Reproduce verbatim the lines of the records from the line containing "legend-time-run2: 12/18/2004 12:29:22" through the line containing "x-tick-label: 5.2: [479, 499, 496, 513]", including both of those lines, and return nothing else.

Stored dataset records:
━━━━━━━━

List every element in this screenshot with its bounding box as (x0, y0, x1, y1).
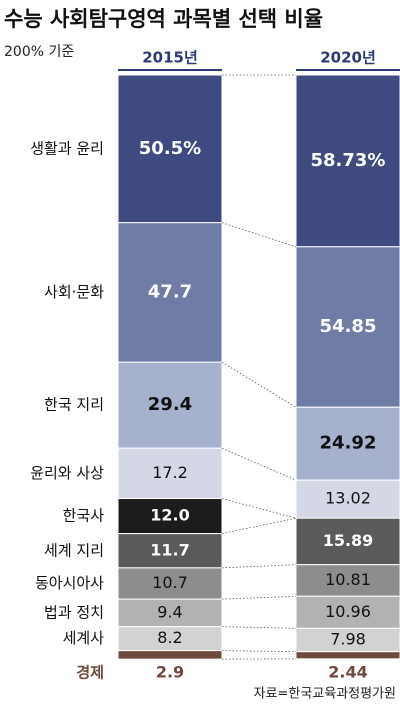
value-label: 2.9 (156, 663, 184, 682)
value-label: 11.7 (150, 540, 189, 559)
source: 자료=한국교육과정평가원 (254, 687, 396, 702)
bar-segment (295, 479, 400, 519)
value-label: 50.5% (139, 138, 201, 159)
connector (221, 564, 297, 569)
connector (221, 498, 297, 519)
bar-segment (117, 222, 223, 363)
category-label: 법과 정치 (44, 603, 104, 621)
value-label: 47.7 (148, 281, 192, 302)
value-label: 58.73% (311, 150, 386, 171)
bar-segment (295, 564, 400, 597)
connector (221, 595, 297, 600)
bar-segment (295, 74, 400, 248)
connector (221, 626, 297, 629)
chart-title: 수능 사회탐구영역 과목별 선택 비율 (4, 7, 323, 31)
series-label: 2020년 (320, 49, 376, 67)
bar-segment (295, 246, 400, 408)
bar-segment (295, 595, 400, 629)
category-label: 세계사 (63, 629, 105, 647)
bar-segment (117, 650, 223, 660)
category-label: 한국 지리 (44, 396, 104, 414)
connector (221, 222, 297, 248)
chart-subtitle: 200% 기준 (4, 44, 74, 60)
connector (221, 361, 297, 408)
bar-segment (117, 598, 223, 628)
value-label: 7.98 (330, 630, 366, 649)
bar-segment (295, 651, 400, 660)
value-label: 12.0 (150, 506, 189, 525)
series-label: 2015년 (142, 49, 198, 67)
value-label: 29.4 (148, 394, 192, 415)
category-label: 사회·문화 (44, 283, 104, 301)
connector (221, 650, 297, 653)
value-label: 8.2 (157, 628, 182, 647)
value-label: 2.44 (328, 663, 367, 682)
value-label: 54.85 (320, 316, 377, 337)
connector (221, 447, 297, 481)
category-label: 윤리와 사상 (30, 464, 104, 482)
bar-segment (295, 406, 400, 481)
connector (221, 517, 297, 535)
value-label: 17.2 (152, 463, 188, 482)
category-label: 생활과 윤리 (30, 139, 104, 157)
category-label: 경제 (76, 664, 104, 682)
bar-segment (117, 498, 223, 535)
bar-segment (117, 533, 223, 569)
category-label: 동아시아사 (35, 574, 104, 592)
value-label: 9.4 (157, 602, 182, 621)
bar-segment (117, 567, 223, 600)
value-label: 10.7 (152, 573, 188, 592)
value-label: 10.96 (325, 602, 371, 621)
bar-segment (295, 517, 400, 566)
value-label: 24.92 (320, 433, 377, 454)
value-label: 13.02 (325, 489, 371, 508)
value-label: 15.89 (323, 531, 374, 550)
bar-segment (117, 447, 223, 500)
category-label: 세계 지리 (44, 541, 104, 559)
value-label: 10.81 (325, 570, 371, 589)
category-label: 한국사 (63, 507, 105, 525)
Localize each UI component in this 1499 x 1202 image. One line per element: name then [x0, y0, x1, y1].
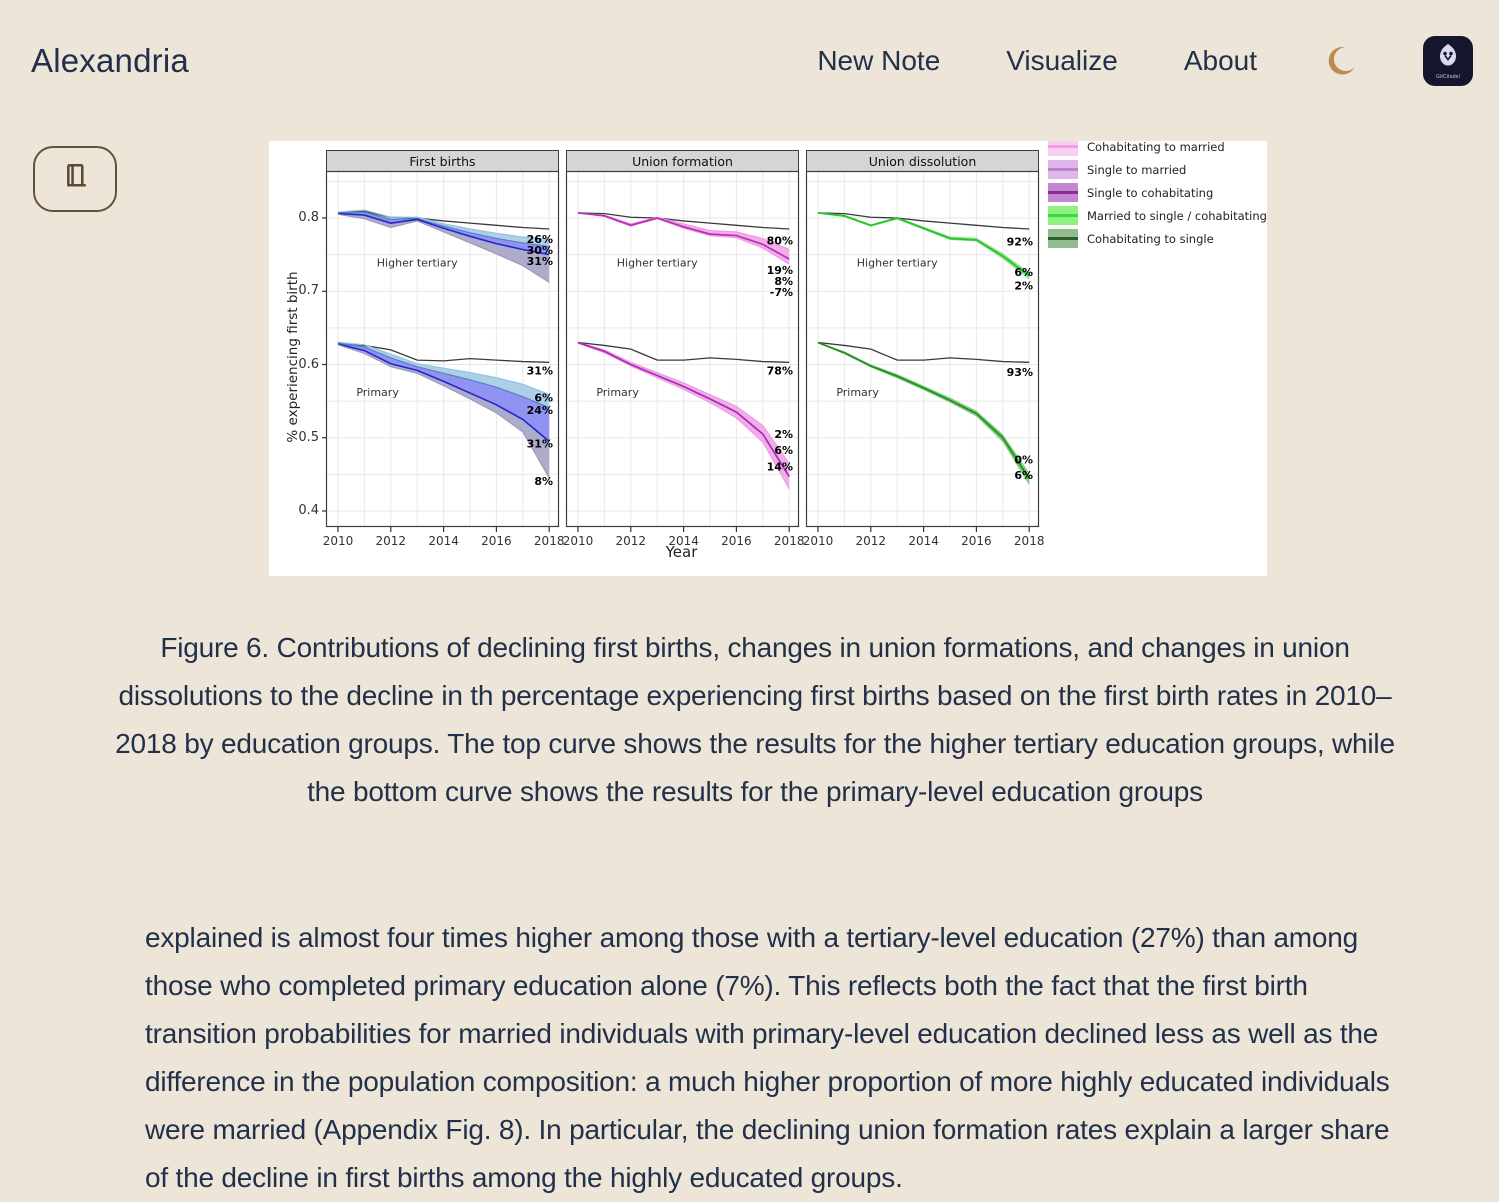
annotation-label: 2%: [774, 428, 793, 441]
annotation-label: 6%: [1014, 469, 1033, 482]
y-tick-label: 0.8: [298, 210, 319, 225]
chart-legend: Cohabitating to married Single to married…: [1048, 141, 1267, 252]
annotation-label: 31%: [527, 255, 553, 268]
app-title[interactable]: Alexandria: [31, 42, 189, 79]
x-tick-label: 2012: [856, 534, 887, 548]
moon-icon: [1323, 46, 1357, 81]
legend-item: Cohabitating to single: [1048, 229, 1267, 248]
legend-swatch: [1048, 160, 1078, 179]
x-tick-label: 2016: [961, 534, 992, 548]
annotation-label: 6%: [1014, 266, 1033, 279]
annotation-label: 26%: [527, 233, 553, 246]
legend-label: Married to single / cohabitating: [1087, 208, 1267, 223]
annotation-label: 0%: [1014, 454, 1033, 467]
annotation-label: 31%: [527, 438, 553, 451]
x-axis-label: Year: [665, 543, 698, 561]
annotation-label: 92%: [1007, 235, 1033, 248]
chart-panel: Union formation Higher tertiary 80% 19% 8% -7…: [563, 150, 804, 556]
annotation-label: 24%: [527, 404, 553, 417]
annotation-label: 80%: [767, 235, 793, 248]
y-tick-label: 0.7: [298, 283, 319, 299]
article-paragraph: explained is almost four times higher am…: [145, 914, 1393, 1202]
panel-title: Union dissolution: [806, 150, 1039, 171]
x-tick-label: 2014: [668, 534, 699, 548]
annotation-label: 78%: [767, 364, 793, 377]
legend-label: Cohabitating to married: [1087, 141, 1225, 154]
nav-about[interactable]: About: [1183, 45, 1257, 76]
annotation-label: -7%: [770, 286, 793, 299]
group-label: Higher tertiary: [857, 256, 938, 269]
figure-image: % experiencing first birth 0.8 0.7 0.6 0.5 0…: [269, 141, 1267, 576]
annotation-label: 19%: [767, 264, 793, 277]
legend-swatch: [1048, 141, 1078, 156]
annotation-label: 14%: [767, 460, 793, 473]
figure-caption: Figure 6. Contributions of declining fir…: [115, 632, 1395, 807]
x-tick-label: 2016: [721, 534, 752, 548]
legend-item: Single to cohabitating: [1048, 183, 1267, 202]
x-tick-label: 2018: [1014, 534, 1045, 548]
annotation-label: 8%: [774, 275, 793, 288]
reader-mode-button[interactable]: [33, 146, 117, 212]
annotation-label: 2%: [1014, 279, 1033, 292]
y-tick-label: 0.6: [298, 356, 319, 372]
legend-item: Single to married: [1048, 160, 1267, 179]
legend-swatch: [1048, 183, 1078, 202]
app-logo[interactable]: GitCitadel: [1423, 36, 1473, 86]
panel-title: Union formation: [566, 150, 799, 171]
annotation-label: 6%: [774, 444, 793, 457]
logo-text: GitCitadel: [1436, 74, 1460, 80]
x-tick-label: 2016: [481, 534, 512, 548]
legend-item: Married to single / cohabitating: [1048, 206, 1267, 225]
theme-toggle-button[interactable]: [1323, 44, 1357, 78]
x-tick-label: 2014: [428, 534, 459, 548]
book-icon: [58, 161, 92, 198]
nav-new-note[interactable]: New Note: [817, 45, 941, 76]
group-label: Higher tertiary: [617, 256, 698, 269]
group-label: Primary: [836, 386, 879, 399]
annotation-label: 93%: [1007, 366, 1033, 379]
chart-panel: First births Higher tertiary 26% 30% 31% Prim…: [322, 150, 564, 556]
annotation-label: 31%: [527, 364, 553, 377]
group-label: Primary: [356, 386, 399, 399]
chart-panel: Union dissolution Higher tertiary 92% 6% 2% P…: [803, 150, 1044, 556]
annotation-label: 6%: [534, 391, 553, 404]
annotation-label: 8%: [534, 475, 553, 488]
y-tick-label: 0.4: [298, 503, 319, 518]
shield-glyph-icon: [1435, 42, 1461, 73]
nav-visualize[interactable]: Visualize: [1006, 45, 1118, 76]
chart-panels: First births Higher tertiary 26% 30% 31% Prim…: [322, 150, 1046, 556]
annotation-label: 30%: [527, 244, 553, 257]
x-tick-label: 2018: [534, 534, 565, 548]
x-tick-label: 2010: [563, 534, 594, 548]
legend-label: Single to cohabitating: [1087, 185, 1214, 200]
group-label: Primary: [596, 386, 639, 399]
legend-swatch: [1048, 229, 1078, 248]
y-tick-label: 0.5: [298, 429, 319, 445]
legend-label: Cohabitating to single: [1087, 231, 1214, 246]
x-tick-label: 2012: [616, 534, 647, 548]
x-tick-label: 2010: [323, 534, 354, 548]
legend-item: Cohabitating to married: [1048, 141, 1267, 156]
x-tick-label: 2018: [774, 534, 805, 548]
group-label: Higher tertiary: [377, 256, 458, 269]
article-paragraph-text: explained is almost four times higher am…: [145, 922, 1390, 1145]
y-axis-ticks: 0.8 0.7 0.6 0.5 0.4: [269, 141, 321, 576]
panel-title: First births: [326, 150, 559, 171]
x-tick-label: 2012: [376, 534, 407, 548]
legend-swatch: [1048, 206, 1078, 225]
top-nav: New Note Visualize About GitCitadel: [817, 36, 1473, 86]
x-tick-label: 2014: [908, 534, 939, 548]
legend-label: Single to married: [1087, 162, 1187, 177]
x-tick-label: 2010: [803, 534, 834, 548]
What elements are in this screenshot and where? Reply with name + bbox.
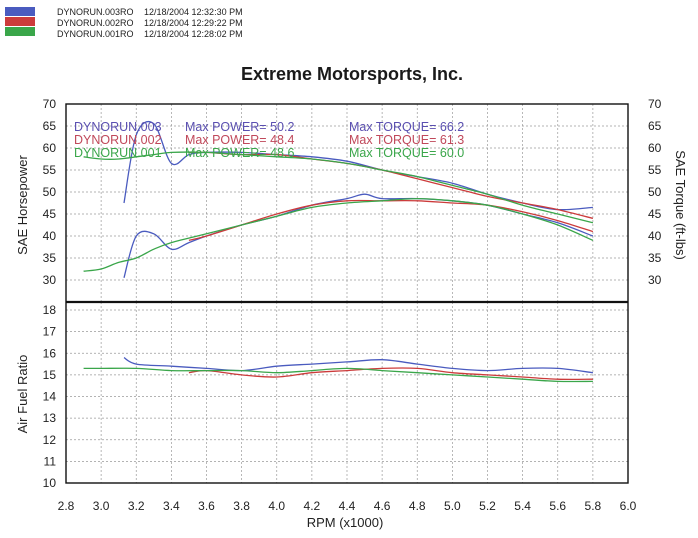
legend-time-run2: 12/18/2004 12:29:22 PM: [144, 18, 243, 28]
series-line-horsepower: [188, 199, 594, 242]
plot-frame: [65, 103, 629, 484]
legend: DYNORUN.003RO 12/18/2004 12:32:30 PM DYN…: [5, 7, 243, 39]
annotation-run3-name: DYNORUN.003: [74, 120, 162, 134]
x-tick-label: 2.8: [58, 499, 75, 513]
x-tick-label: 4.8: [409, 499, 426, 513]
series-line-afr: [83, 367, 593, 383]
plot-border: [65, 103, 629, 484]
legend-swatch-run1: [5, 27, 35, 36]
x-tick-label: 5.2: [479, 499, 496, 513]
legend-swatch-run2: [5, 17, 35, 26]
top-left-tick-label: 60: [43, 141, 57, 155]
bottom-left-tick-label: 14: [43, 390, 57, 404]
series-line-afr: [123, 357, 593, 374]
x-tick-label: 4.2: [304, 499, 321, 513]
top-right-tick-label: 50: [648, 185, 662, 199]
x-tick-label: 5.6: [549, 499, 566, 513]
top-right-tick-label: 65: [648, 119, 662, 133]
bottom-left-tick-label: 18: [43, 303, 57, 317]
chart-title: Extreme Motorsports, Inc.: [241, 64, 463, 84]
top-right-tick-label: 55: [648, 163, 662, 177]
top-right-tick-label: 35: [648, 251, 662, 265]
annotation-run1-name: DYNORUN.001: [74, 146, 162, 160]
annotation-run2-power: Max POWER= 48.4: [185, 133, 294, 147]
x-tick-label: 5.0: [444, 499, 461, 513]
annotation-run2-torque: Max TORQUE= 61.3: [349, 133, 464, 147]
bottom-left-tick-label: 11: [44, 454, 57, 468]
x-tick-label: 4.4: [339, 499, 356, 513]
bottom-left-tick-label: 17: [43, 325, 57, 339]
legend-time-run1: 12/18/2004 12:28:02 PM: [144, 29, 243, 39]
legend-label-run2: DYNORUN.002RO: [57, 18, 134, 28]
bottom-left-tick-label: 13: [43, 411, 57, 425]
top-left-tick-label: 35: [43, 251, 57, 265]
x-tick-label: 3.0: [93, 499, 110, 513]
series-line-afr: [188, 367, 593, 381]
top-left-tick-label: 55: [43, 163, 57, 177]
top-right-tick-label: 40: [648, 229, 662, 243]
x-tick-label: 3.6: [198, 499, 215, 513]
bottom-left-tick-label: 10: [43, 476, 57, 490]
legend-label-run3: DYNORUN.003RO: [57, 7, 134, 17]
x-tick-label: 3.2: [128, 499, 145, 513]
max-annotations: DYNORUN.003 Max POWER= 50.2 Max TORQUE= …: [74, 120, 464, 160]
series-line-torque: [83, 151, 594, 224]
x-tick-label: 3.4: [163, 499, 180, 513]
top-right-tick-label: 60: [648, 141, 662, 155]
bottom-panel-series: [83, 357, 593, 383]
top-panel-series: [83, 120, 594, 278]
top-left-tick-label: 50: [43, 185, 57, 199]
series-line-horsepower: [83, 197, 594, 272]
top-left-tick-label: 45: [43, 207, 57, 221]
top-right-tick-label: 45: [648, 207, 662, 221]
annotation-run3-power: Max POWER= 50.2: [185, 120, 294, 134]
series-line-torque: [188, 151, 594, 220]
top-left-tick-label: 30: [43, 273, 57, 287]
top-right-tick-label: 70: [648, 97, 662, 111]
annotation-run1-torque: Max TORQUE= 60.0: [349, 146, 464, 160]
legend-swatch-run3: [5, 7, 35, 16]
top-left-tick-label: 65: [43, 119, 57, 133]
x-tick-label: 4.6: [374, 499, 391, 513]
legend-label-run1: DYNORUN.001RO: [57, 29, 134, 39]
top-left-tick-label: 40: [43, 229, 57, 243]
left-axis-title-bottom: Air Fuel Ratio: [15, 355, 30, 434]
x-tick-label: 6.0: [620, 499, 637, 513]
top-right-tick-label: 30: [648, 273, 662, 287]
x-tick-label: 5.4: [514, 499, 531, 513]
bottom-left-tick-label: 16: [43, 346, 57, 360]
annotation-run3-torque: Max TORQUE= 66.2: [349, 120, 464, 134]
axis-ticks: 30 35 40 45 50 55 60 65 70 30 35 40 45 50 55 60 65 70 2.8 3…: [43, 97, 662, 513]
legend-time-run3: 12/18/2004 12:32:30 PM: [144, 7, 243, 17]
right-axis-title-top: SAE Torque (ft-lbs): [673, 150, 688, 260]
x-tick-label: 4.0: [268, 499, 285, 513]
annotation-run1-power: Max POWER= 48.6: [185, 146, 294, 160]
top-left-tick-label: 70: [43, 97, 57, 111]
annotation-run2-name: DYNORUN.002: [74, 133, 162, 147]
x-axis-title: RPM (x1000): [307, 515, 384, 530]
bottom-left-tick-label: 15: [43, 368, 57, 382]
left-axis-title-top: SAE Horsepower: [15, 154, 30, 254]
bottom-left-tick-label: 12: [43, 433, 57, 447]
x-tick-label: 5.8: [585, 499, 602, 513]
x-tick-label: 3.8: [233, 499, 250, 513]
bottom-panel-grid: [65, 302, 629, 484]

━━━━━━━━

• [Exercise response]
legend-time-run2: 12/18/2004 12:29:22 PM: [144, 18, 243, 28]
series-line-horsepower: [188, 199, 594, 242]
plot-frame: [65, 103, 629, 484]
legend: DYNORUN.003RO 12/18/2004 12:32:30 PM DYN…: [5, 7, 243, 39]
annotation-run3-name: DYNORUN.003: [74, 120, 162, 134]
x-tick-label: 2.8: [58, 499, 75, 513]
x-tick-label: 4.8: [409, 499, 426, 513]
series-line-afr: [83, 367, 593, 383]
plot-border: [65, 103, 629, 484]
legend-swatch-run1: [5, 27, 35, 36]
x-tick-label: 5.2: [479, 499, 496, 513]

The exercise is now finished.